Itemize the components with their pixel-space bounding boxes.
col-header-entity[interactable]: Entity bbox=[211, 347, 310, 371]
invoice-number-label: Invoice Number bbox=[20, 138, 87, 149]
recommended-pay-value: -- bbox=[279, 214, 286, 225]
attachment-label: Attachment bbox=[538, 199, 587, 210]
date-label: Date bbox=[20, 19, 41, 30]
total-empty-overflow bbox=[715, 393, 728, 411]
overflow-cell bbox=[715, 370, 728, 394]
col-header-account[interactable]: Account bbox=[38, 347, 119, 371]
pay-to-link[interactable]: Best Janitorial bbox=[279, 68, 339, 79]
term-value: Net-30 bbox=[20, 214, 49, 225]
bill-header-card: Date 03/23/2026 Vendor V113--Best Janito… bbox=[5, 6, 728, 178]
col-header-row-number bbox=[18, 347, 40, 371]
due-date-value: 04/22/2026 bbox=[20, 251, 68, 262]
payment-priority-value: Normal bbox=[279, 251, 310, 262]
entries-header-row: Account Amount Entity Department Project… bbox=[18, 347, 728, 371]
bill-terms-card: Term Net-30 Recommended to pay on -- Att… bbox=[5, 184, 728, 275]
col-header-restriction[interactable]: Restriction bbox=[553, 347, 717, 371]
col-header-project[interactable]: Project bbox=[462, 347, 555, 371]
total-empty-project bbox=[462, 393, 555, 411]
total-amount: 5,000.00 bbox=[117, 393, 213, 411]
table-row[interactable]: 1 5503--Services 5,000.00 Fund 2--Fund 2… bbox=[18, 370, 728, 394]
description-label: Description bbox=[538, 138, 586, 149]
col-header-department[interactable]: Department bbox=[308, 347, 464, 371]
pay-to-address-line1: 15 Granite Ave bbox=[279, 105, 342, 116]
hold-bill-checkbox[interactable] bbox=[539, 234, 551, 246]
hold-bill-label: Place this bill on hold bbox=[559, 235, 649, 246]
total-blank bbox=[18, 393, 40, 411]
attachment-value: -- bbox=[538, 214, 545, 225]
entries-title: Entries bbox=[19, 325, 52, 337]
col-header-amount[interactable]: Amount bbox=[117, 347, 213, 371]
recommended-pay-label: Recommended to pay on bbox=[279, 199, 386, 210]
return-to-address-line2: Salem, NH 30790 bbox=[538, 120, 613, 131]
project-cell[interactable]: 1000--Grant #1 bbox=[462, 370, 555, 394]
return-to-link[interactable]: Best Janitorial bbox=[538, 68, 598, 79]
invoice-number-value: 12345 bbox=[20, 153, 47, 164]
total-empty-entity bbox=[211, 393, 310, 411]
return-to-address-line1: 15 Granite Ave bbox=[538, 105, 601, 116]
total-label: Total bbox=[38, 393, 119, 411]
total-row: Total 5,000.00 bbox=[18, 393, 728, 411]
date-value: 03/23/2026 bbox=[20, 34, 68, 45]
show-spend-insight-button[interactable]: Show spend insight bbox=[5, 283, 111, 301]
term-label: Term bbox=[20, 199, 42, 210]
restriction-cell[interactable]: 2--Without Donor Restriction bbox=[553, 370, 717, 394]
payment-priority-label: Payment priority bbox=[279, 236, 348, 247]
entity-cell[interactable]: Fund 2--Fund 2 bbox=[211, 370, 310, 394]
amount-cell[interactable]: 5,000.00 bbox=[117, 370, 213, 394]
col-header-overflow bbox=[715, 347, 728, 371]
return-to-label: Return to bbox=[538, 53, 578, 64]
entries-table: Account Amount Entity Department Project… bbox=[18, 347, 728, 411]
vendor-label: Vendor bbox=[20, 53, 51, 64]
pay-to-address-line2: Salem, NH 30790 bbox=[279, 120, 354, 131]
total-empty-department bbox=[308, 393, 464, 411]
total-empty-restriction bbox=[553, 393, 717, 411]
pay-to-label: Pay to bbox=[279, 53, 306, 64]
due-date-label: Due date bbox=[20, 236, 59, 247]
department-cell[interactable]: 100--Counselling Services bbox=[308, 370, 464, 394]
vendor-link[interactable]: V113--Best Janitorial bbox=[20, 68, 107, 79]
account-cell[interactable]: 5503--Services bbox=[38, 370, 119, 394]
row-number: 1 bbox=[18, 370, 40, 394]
----
• **Description of the task**
Copy out the records above word for word.

• **Answer for this exercise**
Itemize the components with their pixel-space bounding boxes.
col-header-entity[interactable]: Entity bbox=[211, 347, 310, 371]
invoice-number-label: Invoice Number bbox=[20, 138, 87, 149]
recommended-pay-value: -- bbox=[279, 214, 286, 225]
attachment-label: Attachment bbox=[538, 199, 587, 210]
date-label: Date bbox=[20, 19, 41, 30]
total-empty-overflow bbox=[715, 393, 728, 411]
overflow-cell bbox=[715, 370, 728, 394]
col-header-account[interactable]: Account bbox=[38, 347, 119, 371]
pay-to-link[interactable]: Best Janitorial bbox=[279, 68, 339, 79]
term-value: Net-30 bbox=[20, 214, 49, 225]
bill-header-card: Date 03/23/2026 Vendor V113--Best Janito… bbox=[5, 6, 728, 178]
col-header-row-number bbox=[18, 347, 40, 371]
due-date-value: 04/22/2026 bbox=[20, 251, 68, 262]
payment-priority-value: Normal bbox=[279, 251, 310, 262]
entries-header-row: Account Amount Entity Department Project… bbox=[18, 347, 728, 371]
bill-terms-card: Term Net-30 Recommended to pay on -- Att… bbox=[5, 184, 728, 275]
col-header-restriction[interactable]: Restriction bbox=[553, 347, 717, 371]
col-header-project[interactable]: Project bbox=[462, 347, 555, 371]
total-empty-project bbox=[462, 393, 555, 411]
total-amount: 5,000.00 bbox=[117, 393, 213, 411]
table-row[interactable]: 1 5503--Services 5,000.00 Fund 2--Fund 2… bbox=[18, 370, 728, 394]
description-label: Description bbox=[538, 138, 586, 149]
col-header-department[interactable]: Department bbox=[308, 347, 464, 371]
pay-to-address-line1: 15 Granite Ave bbox=[279, 105, 342, 116]
hold-bill-checkbox[interactable] bbox=[539, 234, 551, 246]
hold-bill-label: Place this bill on hold bbox=[559, 235, 649, 246]
total-blank bbox=[18, 393, 40, 411]
attachment-value: -- bbox=[538, 214, 545, 225]
entries-title: Entries bbox=[19, 325, 52, 337]
col-header-amount[interactable]: Amount bbox=[117, 347, 213, 371]
recommended-pay-label: Recommended to pay on bbox=[279, 199, 386, 210]
return-to-address-line2: Salem, NH 30790 bbox=[538, 120, 613, 131]
project-cell[interactable]: 1000--Grant #1 bbox=[462, 370, 555, 394]
return-to-link[interactable]: Best Janitorial bbox=[538, 68, 598, 79]
invoice-number-value: 12345 bbox=[20, 153, 47, 164]
total-empty-entity bbox=[211, 393, 310, 411]
return-to-address-line1: 15 Granite Ave bbox=[538, 105, 601, 116]
total-label: Total bbox=[38, 393, 119, 411]
total-row: Total 5,000.00 bbox=[18, 393, 728, 411]
date-value: 03/23/2026 bbox=[20, 34, 68, 45]
show-spend-insight-button[interactable]: Show spend insight bbox=[5, 283, 111, 301]
term-label: Term bbox=[20, 199, 42, 210]
restriction-cell[interactable]: 2--Without Donor Restriction bbox=[553, 370, 717, 394]
payment-priority-label: Payment priority bbox=[279, 236, 348, 247]
entity-cell[interactable]: Fund 2--Fund 2 bbox=[211, 370, 310, 394]
amount-cell[interactable]: 5,000.00 bbox=[117, 370, 213, 394]
col-header-overflow bbox=[715, 347, 728, 371]
return-to-label: Return to bbox=[538, 53, 578, 64]
entries-table: Account Amount Entity Department Project… bbox=[18, 347, 728, 411]
vendor-label: Vendor bbox=[20, 53, 51, 64]
pay-to-address-line2: Salem, NH 30790 bbox=[279, 120, 354, 131]
total-empty-department bbox=[308, 393, 464, 411]
total-empty-restriction bbox=[553, 393, 717, 411]
pay-to-label: Pay to bbox=[279, 53, 306, 64]
due-date-label: Due date bbox=[20, 236, 59, 247]
department-cell[interactable]: 100--Counselling Services bbox=[308, 370, 464, 394]
vendor-link[interactable]: V113--Best Janitorial bbox=[20, 68, 107, 79]
account-cell[interactable]: 5503--Services bbox=[38, 370, 119, 394]
row-number: 1 bbox=[18, 370, 40, 394]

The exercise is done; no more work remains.